> _Given instruction_
Locate the word "JSON" in the data below, then copy every line that holds it.

(Dataset records)
__________

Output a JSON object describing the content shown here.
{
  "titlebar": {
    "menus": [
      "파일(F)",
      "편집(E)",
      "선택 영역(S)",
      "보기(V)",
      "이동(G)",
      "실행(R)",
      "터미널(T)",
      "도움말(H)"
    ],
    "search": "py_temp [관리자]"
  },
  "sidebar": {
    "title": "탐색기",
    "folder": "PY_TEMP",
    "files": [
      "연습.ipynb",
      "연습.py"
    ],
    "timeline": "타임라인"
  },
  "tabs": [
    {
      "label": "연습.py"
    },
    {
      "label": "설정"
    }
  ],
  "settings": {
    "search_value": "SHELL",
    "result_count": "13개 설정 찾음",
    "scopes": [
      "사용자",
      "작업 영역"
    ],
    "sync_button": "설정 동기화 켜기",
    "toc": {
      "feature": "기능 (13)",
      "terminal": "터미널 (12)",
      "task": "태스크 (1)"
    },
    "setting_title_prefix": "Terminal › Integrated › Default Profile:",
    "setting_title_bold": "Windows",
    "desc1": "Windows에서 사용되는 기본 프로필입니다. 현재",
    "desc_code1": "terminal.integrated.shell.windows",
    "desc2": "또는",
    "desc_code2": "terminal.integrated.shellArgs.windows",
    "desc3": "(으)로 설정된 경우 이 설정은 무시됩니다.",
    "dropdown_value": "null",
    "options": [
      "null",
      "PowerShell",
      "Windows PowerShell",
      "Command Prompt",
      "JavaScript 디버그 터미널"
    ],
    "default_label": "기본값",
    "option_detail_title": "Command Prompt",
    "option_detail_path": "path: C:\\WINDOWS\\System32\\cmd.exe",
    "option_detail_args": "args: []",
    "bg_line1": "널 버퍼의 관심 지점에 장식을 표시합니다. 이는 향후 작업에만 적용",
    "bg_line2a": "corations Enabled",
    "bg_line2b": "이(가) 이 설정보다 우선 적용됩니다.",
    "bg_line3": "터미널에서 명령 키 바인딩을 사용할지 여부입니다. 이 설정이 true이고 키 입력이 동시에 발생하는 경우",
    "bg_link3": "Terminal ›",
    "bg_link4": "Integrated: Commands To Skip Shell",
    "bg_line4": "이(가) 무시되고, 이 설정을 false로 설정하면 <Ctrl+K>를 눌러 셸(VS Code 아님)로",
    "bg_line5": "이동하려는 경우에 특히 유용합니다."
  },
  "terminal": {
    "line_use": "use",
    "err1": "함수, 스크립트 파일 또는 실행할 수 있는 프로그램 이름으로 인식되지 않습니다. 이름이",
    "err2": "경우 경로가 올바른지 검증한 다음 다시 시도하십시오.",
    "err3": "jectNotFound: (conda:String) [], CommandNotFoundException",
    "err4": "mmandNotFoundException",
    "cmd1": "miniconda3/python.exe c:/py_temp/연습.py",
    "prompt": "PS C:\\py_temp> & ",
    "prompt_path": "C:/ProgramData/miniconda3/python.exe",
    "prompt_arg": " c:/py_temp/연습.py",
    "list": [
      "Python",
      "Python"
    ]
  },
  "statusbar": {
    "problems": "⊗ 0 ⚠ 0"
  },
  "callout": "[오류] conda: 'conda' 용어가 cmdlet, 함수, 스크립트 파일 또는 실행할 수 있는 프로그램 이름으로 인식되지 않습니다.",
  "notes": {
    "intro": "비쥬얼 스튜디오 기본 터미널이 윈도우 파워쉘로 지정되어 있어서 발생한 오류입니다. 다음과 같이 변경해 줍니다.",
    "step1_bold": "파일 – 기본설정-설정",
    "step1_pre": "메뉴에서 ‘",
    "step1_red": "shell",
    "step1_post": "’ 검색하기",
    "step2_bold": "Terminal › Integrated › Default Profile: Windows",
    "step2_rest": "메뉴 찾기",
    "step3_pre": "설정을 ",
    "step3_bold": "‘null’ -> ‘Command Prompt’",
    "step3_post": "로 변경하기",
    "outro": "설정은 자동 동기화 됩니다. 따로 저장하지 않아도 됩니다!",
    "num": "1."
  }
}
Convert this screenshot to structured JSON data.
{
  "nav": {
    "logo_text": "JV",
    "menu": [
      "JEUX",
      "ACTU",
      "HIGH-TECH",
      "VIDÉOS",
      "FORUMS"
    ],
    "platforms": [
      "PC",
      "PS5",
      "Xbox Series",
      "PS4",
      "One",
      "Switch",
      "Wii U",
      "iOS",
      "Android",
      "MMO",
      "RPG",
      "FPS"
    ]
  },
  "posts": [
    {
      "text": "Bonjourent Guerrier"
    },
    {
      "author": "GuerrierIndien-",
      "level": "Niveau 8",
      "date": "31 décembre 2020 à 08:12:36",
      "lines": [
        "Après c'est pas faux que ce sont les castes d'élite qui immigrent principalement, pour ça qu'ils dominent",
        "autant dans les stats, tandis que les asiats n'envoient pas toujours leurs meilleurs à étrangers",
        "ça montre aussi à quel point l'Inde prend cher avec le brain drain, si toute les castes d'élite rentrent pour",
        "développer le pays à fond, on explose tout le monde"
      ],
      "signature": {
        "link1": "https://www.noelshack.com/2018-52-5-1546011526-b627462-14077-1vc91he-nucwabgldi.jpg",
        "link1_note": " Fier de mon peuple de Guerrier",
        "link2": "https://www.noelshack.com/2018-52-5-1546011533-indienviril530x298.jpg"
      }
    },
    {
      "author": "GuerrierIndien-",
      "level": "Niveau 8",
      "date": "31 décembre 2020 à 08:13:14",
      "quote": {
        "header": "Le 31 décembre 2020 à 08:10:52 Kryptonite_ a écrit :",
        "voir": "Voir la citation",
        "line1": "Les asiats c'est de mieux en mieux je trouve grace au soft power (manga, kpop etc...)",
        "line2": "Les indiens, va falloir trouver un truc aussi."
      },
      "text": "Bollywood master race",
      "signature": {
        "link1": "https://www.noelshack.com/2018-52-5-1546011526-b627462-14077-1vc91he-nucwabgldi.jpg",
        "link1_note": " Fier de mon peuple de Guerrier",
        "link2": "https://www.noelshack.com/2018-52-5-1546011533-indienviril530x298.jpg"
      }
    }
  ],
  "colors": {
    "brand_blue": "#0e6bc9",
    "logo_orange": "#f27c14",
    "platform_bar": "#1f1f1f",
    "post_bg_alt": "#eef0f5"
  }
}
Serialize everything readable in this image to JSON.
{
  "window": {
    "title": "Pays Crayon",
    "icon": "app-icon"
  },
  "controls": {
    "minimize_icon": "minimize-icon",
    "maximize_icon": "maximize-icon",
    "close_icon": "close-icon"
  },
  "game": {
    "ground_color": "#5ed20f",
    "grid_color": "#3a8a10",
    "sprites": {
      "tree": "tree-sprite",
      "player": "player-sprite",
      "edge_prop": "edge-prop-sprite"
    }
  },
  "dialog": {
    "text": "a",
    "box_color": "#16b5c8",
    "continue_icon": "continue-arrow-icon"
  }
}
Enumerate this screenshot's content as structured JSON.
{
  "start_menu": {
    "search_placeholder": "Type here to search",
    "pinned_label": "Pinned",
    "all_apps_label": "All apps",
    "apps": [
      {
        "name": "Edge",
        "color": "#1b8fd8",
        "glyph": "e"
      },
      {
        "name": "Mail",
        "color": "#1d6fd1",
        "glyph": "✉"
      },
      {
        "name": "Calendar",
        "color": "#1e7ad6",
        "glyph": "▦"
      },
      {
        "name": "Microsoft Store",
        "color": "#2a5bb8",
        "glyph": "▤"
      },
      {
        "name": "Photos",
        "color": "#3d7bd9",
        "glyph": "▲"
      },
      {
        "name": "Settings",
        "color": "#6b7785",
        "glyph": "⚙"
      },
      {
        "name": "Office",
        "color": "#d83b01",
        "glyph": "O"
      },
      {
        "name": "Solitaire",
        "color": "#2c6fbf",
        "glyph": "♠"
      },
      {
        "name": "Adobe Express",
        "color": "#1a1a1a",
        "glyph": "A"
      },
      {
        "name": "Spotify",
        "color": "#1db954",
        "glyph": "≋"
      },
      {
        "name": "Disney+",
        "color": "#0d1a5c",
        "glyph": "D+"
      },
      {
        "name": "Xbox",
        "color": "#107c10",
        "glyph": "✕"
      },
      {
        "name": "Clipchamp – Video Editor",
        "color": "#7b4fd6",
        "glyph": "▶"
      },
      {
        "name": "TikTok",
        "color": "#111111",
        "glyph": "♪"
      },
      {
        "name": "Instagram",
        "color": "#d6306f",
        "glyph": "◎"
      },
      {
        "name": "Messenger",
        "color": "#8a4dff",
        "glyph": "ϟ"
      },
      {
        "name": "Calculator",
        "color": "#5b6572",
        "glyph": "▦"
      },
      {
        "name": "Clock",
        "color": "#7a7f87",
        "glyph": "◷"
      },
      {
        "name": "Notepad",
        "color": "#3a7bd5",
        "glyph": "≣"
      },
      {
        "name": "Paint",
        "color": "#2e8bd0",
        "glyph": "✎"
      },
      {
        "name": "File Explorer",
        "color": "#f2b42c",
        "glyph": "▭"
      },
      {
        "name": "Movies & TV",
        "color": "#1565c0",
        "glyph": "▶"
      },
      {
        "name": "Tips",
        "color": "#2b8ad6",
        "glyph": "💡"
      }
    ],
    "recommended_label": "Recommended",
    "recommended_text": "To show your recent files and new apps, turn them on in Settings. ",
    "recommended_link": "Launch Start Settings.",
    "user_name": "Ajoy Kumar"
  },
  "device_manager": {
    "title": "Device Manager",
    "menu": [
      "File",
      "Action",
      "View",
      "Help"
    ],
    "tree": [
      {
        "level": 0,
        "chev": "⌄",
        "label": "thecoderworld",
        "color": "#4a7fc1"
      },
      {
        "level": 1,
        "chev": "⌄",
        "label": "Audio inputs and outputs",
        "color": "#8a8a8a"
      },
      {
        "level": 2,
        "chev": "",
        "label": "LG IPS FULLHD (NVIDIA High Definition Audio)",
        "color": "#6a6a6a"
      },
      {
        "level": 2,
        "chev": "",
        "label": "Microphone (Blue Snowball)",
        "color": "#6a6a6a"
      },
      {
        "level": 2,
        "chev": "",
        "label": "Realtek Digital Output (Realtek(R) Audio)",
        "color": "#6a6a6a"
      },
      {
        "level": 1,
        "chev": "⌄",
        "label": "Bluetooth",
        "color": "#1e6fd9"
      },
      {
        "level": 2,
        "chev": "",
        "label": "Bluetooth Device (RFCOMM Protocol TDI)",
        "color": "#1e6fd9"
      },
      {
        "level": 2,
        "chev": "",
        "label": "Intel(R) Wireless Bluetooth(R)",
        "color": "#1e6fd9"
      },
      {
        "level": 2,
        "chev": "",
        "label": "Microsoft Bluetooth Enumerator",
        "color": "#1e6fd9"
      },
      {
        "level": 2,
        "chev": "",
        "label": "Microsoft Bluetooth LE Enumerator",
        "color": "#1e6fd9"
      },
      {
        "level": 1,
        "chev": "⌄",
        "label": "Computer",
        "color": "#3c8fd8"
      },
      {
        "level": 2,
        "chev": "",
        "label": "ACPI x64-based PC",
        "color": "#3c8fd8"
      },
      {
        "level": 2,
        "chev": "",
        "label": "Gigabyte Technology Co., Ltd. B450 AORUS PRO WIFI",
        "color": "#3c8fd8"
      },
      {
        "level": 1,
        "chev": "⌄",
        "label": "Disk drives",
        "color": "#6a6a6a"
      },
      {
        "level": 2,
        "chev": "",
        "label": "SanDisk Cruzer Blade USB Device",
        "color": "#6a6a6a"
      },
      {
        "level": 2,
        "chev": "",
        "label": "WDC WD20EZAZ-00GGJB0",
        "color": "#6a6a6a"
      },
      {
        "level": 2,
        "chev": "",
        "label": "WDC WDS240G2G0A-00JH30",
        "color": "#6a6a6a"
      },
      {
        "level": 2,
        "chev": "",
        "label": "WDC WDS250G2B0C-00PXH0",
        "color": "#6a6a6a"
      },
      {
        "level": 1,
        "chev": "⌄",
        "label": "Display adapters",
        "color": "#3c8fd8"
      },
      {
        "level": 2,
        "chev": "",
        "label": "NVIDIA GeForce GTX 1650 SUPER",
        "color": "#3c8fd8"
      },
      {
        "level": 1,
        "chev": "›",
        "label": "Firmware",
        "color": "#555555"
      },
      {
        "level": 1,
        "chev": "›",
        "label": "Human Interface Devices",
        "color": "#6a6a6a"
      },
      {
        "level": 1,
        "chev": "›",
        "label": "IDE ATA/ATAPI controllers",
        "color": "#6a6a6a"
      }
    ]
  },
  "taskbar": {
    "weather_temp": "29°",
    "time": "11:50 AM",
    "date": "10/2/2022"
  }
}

__________

> _Worked solution_
Output a JSON object describing the content shown here.
Convert this screenshot to structured JSON data.
Serialize everything readable in this image to JSON.
Enumerate this screenshot's content as structured JSON.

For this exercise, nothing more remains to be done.